[Data entries]

============================================================

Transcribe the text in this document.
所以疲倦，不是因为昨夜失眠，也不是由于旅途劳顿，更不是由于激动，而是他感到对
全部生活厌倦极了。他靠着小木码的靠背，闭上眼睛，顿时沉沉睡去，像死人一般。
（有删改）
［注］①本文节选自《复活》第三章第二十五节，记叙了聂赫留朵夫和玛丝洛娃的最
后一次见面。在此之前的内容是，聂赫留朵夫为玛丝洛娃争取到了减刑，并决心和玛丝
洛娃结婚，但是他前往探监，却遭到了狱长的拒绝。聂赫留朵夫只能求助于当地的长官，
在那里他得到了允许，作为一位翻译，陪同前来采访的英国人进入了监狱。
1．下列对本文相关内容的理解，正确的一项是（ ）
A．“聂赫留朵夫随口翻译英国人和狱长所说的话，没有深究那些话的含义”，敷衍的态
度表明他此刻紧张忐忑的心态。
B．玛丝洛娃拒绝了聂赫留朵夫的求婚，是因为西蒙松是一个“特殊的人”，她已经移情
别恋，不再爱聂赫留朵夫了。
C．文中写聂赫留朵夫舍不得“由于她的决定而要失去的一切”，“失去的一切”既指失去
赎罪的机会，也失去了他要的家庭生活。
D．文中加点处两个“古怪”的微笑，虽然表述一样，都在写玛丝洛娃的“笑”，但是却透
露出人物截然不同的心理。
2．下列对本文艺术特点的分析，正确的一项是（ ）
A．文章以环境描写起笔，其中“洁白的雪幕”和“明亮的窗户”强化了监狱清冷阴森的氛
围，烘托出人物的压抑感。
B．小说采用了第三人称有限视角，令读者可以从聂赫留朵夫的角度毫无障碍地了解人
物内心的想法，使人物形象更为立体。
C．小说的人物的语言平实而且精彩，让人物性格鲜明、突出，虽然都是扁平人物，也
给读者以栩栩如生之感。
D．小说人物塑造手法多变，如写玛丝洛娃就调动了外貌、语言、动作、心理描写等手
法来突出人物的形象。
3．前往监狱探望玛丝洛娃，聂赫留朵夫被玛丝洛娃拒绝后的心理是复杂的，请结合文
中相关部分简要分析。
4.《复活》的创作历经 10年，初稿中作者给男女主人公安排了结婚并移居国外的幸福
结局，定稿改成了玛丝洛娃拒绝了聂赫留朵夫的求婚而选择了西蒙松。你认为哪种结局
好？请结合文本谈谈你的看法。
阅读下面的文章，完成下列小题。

============================================================

Short exercise: Write out the whole listing again. Match it word for word.

Response below:
Transcribe the text in this document.
所以疲倦，不是因为昨夜失眠，也不是由于旅途劳顿，更不是由于激动，而是他感到对
全部生活厌倦极了。他靠着小木码的靠背，闭上眼睛，顿时沉沉睡去，像死人一般。
（有删改）
［注］①本文节选自《复活》第三章第二十五节，记叙了聂赫留朵夫和玛丝洛娃的最
后一次见面。在此之前的内容是，聂赫留朵夫为玛丝洛娃争取到了减刑，并决心和玛丝
洛娃结婚，但是他前往探监，却遭到了狱长的拒绝。聂赫留朵夫只能求助于当地的长官，
在那里他得到了允许，作为一位翻译，陪同前来采访的英国人进入了监狱。
1．下列对本文相关内容的理解，正确的一项是（ ）
A．“聂赫留朵夫随口翻译英国人和狱长所说的话，没有深究那些话的含义”，敷衍的态
度表明他此刻紧张忐忑的心态。
B．玛丝洛娃拒绝了聂赫留朵夫的求婚，是因为西蒙松是一个“特殊的人”，她已经移情
别恋，不再爱聂赫留朵夫了。
C．文中写聂赫留朵夫舍不得“由于她的决定而要失去的一切”，“失去的一切”既指失去
赎罪的机会，也失去了他要的家庭生活。
D．文中加点处两个“古怪”的微笑，虽然表述一样，都在写玛丝洛娃的“笑”，但是却透
露出人物截然不同的心理。
2．下列对本文艺术特点的分析，正确的一项是（ ）
A．文章以环境描写起笔，其中“洁白的雪幕”和“明亮的窗户”强化了监狱清冷阴森的氛
围，烘托出人物的压抑感。
B．小说采用了第三人称有限视角，令读者可以从聂赫留朵夫的角度毫无障碍地了解人
物内心的想法，使人物形象更为立体。
C．小说的人物的语言平实而且精彩，让人物性格鲜明、突出，虽然都是扁平人物，也
给读者以栩栩如生之感。
D．小说人物塑造手法多变，如写玛丝洛娃就调动了外貌、语言、动作、心理描写等手
法来突出人物的形象。
3．前往监狱探望玛丝洛娃，聂赫留朵夫被玛丝洛娃拒绝后的心理是复杂的，请结合文
中相关部分简要分析。
4.《复活》的创作历经 10年，初稿中作者给男女主人公安排了结婚并移居国外的幸福
结局，定稿改成了玛丝洛娃拒绝了聂赫留朵夫的求婚而选择了西蒙松。你认为哪种结局
好？请结合文本谈谈你的看法。
阅读下面的文章，完成下列小题。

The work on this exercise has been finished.